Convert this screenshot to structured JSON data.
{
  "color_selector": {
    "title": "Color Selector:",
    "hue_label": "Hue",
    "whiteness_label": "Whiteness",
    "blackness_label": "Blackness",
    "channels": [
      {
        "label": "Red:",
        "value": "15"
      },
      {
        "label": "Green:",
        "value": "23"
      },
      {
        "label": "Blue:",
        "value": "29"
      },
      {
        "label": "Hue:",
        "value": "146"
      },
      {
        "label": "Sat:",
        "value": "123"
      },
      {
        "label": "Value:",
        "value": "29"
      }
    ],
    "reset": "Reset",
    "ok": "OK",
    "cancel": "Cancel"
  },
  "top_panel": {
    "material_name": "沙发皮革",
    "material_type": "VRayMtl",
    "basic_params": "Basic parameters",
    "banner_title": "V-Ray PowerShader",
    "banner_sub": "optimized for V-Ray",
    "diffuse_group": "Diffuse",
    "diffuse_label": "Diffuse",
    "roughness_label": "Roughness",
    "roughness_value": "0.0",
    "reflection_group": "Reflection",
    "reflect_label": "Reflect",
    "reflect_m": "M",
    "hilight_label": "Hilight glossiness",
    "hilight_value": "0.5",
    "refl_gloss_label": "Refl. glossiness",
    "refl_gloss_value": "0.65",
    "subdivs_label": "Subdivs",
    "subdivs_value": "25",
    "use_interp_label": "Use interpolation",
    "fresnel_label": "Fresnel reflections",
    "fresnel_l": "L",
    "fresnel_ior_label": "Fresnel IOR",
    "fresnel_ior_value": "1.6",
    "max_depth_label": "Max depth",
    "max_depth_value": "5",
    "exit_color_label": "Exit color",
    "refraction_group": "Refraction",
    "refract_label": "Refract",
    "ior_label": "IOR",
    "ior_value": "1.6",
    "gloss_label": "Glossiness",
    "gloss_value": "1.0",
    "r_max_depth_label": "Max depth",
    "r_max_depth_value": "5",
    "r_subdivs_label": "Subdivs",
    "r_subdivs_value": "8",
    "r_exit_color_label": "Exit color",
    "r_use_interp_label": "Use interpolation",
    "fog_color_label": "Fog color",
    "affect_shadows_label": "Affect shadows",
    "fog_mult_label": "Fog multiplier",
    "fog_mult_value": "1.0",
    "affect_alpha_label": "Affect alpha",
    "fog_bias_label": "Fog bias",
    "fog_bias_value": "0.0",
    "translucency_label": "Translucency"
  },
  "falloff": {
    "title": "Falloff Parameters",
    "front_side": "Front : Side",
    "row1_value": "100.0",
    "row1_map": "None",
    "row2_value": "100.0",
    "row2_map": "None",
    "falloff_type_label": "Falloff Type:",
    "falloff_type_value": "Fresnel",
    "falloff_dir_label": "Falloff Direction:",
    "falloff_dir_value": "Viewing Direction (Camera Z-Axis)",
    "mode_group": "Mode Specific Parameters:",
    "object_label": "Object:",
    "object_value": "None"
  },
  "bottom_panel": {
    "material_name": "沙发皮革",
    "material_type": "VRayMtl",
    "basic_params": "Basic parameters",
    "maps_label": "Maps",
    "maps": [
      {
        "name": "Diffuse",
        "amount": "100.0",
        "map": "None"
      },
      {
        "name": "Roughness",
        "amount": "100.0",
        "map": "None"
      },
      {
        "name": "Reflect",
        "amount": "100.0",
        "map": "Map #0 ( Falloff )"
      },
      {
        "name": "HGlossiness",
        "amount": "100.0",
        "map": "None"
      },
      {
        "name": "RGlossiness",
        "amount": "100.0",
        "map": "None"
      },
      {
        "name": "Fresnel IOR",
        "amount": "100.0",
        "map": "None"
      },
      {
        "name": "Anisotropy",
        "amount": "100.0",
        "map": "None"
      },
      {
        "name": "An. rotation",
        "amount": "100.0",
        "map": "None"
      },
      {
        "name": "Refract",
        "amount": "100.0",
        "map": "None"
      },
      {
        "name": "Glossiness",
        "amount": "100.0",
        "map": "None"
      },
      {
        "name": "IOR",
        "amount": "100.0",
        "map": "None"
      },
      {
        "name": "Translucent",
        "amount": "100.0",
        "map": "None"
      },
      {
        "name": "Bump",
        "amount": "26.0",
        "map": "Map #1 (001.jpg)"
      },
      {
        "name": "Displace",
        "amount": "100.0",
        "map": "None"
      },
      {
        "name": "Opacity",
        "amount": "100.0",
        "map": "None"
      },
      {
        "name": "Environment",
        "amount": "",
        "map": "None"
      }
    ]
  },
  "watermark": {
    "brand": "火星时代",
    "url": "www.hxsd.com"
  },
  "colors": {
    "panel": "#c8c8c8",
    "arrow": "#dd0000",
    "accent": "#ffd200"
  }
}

============================================================

Exercise description: State how many lines of the material contain the string "Direction", with no other words.

Completed exercise: 2